DIRECTIVE: Which lines include the word "BITFINEX"? Copy each of them.

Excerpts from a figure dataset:
#####

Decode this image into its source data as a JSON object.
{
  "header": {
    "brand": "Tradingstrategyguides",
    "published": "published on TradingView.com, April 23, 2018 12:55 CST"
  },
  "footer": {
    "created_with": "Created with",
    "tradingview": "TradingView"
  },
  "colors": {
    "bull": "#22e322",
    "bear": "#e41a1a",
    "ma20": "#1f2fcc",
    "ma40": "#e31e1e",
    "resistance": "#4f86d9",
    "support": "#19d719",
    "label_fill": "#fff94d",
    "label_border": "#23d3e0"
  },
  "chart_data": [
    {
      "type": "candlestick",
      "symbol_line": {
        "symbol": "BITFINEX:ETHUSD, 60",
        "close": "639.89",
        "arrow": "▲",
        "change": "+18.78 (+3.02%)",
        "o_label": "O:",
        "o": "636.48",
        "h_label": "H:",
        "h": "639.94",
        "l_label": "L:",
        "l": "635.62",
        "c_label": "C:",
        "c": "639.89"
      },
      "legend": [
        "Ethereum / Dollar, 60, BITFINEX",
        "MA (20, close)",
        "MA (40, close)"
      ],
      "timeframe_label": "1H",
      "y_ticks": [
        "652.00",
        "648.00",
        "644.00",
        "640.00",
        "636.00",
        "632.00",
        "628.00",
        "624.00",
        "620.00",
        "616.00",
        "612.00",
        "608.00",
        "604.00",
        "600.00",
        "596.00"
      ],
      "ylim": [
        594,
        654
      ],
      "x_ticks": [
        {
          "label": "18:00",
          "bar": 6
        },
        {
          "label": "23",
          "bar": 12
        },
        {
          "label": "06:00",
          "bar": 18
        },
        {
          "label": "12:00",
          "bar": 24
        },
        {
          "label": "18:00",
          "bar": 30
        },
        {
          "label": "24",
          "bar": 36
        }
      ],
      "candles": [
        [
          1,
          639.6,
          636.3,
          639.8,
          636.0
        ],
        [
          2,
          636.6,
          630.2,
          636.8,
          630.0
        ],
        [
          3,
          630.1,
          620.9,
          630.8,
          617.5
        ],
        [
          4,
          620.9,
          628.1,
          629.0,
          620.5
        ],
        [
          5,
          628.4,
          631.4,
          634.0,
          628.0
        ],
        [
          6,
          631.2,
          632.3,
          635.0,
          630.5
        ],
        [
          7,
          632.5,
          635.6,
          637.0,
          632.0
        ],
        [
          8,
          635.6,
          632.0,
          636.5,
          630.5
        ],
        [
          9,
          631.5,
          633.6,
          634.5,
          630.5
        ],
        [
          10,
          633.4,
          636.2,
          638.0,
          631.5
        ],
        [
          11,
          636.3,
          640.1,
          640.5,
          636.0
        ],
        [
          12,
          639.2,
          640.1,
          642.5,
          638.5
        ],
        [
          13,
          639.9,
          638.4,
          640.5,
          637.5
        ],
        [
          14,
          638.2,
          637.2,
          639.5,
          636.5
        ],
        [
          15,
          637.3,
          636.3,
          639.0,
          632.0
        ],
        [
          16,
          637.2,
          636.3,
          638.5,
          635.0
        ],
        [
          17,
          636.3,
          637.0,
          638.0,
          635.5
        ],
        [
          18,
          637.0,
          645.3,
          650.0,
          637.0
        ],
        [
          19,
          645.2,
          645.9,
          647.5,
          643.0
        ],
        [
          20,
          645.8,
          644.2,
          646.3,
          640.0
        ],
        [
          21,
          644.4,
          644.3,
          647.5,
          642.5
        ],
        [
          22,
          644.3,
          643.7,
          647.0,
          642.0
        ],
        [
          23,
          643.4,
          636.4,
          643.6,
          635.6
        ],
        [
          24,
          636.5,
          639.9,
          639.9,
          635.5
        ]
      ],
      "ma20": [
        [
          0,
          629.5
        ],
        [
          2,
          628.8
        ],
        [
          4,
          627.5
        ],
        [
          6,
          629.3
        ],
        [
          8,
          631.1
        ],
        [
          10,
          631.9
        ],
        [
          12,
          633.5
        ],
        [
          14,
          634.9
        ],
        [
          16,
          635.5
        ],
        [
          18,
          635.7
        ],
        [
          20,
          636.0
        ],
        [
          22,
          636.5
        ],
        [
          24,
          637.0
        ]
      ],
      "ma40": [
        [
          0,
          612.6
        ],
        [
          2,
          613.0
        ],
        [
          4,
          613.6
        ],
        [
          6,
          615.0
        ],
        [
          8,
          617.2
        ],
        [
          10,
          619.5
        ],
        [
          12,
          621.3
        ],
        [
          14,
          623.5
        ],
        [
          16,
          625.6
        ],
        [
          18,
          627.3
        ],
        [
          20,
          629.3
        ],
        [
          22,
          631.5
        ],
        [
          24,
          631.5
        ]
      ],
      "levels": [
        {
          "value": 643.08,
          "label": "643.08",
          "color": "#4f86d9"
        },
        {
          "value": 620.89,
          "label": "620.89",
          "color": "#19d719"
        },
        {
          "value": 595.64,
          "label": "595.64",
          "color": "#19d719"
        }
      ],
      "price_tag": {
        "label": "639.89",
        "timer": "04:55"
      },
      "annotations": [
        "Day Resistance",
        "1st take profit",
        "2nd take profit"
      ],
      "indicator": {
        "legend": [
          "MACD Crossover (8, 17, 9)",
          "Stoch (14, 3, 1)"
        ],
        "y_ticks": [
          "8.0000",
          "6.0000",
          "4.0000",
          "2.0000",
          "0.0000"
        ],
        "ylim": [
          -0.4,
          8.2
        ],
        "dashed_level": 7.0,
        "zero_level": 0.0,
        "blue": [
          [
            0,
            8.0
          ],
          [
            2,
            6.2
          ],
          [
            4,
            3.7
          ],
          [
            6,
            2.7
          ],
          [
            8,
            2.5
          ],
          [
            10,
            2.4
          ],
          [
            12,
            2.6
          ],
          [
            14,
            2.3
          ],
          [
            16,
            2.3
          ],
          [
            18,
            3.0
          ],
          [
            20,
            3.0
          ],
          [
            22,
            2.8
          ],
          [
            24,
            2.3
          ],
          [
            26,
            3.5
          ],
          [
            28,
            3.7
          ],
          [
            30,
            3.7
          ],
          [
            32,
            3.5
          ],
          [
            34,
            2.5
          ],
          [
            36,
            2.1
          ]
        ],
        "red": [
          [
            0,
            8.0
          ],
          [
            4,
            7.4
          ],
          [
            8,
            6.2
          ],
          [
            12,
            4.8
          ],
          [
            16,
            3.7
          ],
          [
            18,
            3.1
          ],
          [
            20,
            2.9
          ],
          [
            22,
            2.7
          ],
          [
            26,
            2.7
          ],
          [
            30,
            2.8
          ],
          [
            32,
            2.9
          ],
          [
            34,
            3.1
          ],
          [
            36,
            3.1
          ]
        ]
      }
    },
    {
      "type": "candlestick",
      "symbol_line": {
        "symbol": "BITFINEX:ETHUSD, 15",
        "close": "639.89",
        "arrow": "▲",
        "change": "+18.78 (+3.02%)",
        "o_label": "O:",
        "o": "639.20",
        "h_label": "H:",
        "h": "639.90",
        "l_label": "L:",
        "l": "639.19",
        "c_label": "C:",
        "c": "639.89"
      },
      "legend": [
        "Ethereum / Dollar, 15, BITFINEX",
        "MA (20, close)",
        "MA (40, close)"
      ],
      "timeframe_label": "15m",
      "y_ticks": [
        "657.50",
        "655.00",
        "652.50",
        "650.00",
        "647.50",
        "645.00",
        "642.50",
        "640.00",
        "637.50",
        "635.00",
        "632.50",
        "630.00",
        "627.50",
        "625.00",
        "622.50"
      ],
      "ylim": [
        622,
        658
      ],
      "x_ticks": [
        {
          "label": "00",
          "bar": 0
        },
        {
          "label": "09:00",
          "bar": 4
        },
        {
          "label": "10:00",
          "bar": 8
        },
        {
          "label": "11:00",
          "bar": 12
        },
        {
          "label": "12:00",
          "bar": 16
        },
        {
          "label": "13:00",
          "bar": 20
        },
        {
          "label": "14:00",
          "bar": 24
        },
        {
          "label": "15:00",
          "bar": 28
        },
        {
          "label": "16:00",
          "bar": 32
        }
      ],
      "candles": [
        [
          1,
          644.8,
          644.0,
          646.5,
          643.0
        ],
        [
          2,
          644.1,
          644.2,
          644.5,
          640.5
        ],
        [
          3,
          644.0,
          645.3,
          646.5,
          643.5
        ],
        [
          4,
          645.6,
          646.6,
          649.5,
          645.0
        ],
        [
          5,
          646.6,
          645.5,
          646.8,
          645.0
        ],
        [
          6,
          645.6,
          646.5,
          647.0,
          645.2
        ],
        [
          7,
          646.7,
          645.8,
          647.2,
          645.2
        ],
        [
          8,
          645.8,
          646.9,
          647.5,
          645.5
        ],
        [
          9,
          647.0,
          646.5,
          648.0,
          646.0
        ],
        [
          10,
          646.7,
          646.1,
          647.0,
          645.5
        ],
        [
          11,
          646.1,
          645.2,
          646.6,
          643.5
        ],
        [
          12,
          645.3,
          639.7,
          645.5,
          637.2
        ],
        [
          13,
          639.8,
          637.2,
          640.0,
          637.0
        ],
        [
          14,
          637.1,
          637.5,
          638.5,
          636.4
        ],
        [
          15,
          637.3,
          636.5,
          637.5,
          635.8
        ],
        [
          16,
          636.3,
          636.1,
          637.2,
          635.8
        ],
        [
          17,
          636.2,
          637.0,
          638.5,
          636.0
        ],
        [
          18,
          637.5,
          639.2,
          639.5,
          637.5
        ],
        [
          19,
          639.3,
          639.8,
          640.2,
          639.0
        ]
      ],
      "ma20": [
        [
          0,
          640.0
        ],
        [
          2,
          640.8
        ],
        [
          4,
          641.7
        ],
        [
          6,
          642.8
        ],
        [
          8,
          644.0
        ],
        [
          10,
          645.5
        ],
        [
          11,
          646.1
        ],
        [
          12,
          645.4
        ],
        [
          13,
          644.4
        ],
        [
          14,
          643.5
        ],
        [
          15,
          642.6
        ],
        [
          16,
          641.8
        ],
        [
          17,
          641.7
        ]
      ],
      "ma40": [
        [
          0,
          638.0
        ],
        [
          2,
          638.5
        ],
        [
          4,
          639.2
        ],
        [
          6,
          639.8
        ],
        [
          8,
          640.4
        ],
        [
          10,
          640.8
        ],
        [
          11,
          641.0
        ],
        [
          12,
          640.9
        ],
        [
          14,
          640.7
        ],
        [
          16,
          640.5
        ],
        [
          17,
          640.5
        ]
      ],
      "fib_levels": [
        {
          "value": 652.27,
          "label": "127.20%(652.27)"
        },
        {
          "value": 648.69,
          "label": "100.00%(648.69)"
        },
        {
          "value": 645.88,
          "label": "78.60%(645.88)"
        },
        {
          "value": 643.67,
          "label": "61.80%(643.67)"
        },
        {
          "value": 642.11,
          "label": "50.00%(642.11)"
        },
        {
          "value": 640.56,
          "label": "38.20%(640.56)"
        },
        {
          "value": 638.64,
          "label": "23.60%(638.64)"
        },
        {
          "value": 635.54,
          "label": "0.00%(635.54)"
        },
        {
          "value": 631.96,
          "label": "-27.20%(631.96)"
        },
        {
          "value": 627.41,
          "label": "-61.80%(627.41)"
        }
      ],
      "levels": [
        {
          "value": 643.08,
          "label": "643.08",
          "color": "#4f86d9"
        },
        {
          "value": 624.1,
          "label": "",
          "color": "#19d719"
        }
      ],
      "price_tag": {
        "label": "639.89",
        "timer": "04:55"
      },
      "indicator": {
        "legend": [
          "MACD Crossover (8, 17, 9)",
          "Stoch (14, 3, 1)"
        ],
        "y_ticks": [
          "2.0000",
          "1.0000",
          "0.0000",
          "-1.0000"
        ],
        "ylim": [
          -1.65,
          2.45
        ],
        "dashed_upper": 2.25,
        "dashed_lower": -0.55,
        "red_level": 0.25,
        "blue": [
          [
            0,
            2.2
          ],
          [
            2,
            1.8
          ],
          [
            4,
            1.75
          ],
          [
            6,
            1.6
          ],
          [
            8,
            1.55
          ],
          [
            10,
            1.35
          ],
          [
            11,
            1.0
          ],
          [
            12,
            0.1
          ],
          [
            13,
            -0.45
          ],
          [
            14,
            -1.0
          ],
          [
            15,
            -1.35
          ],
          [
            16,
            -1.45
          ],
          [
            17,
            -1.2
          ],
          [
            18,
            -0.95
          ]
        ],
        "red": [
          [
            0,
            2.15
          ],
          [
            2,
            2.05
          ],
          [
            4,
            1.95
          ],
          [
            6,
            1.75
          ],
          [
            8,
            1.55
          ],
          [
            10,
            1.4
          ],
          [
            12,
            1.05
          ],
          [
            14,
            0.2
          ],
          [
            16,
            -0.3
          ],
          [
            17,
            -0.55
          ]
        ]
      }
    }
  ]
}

#####

RESPONSE TO THIS TASK:
        "symbol": "BITFINEX:ETHUSD, 60",
        "Ethereum / Dollar, 60, BITFINEX",
        "symbol": "BITFINEX:ETHUSD, 15",
        "Ethereum / Dollar, 15, BITFINEX",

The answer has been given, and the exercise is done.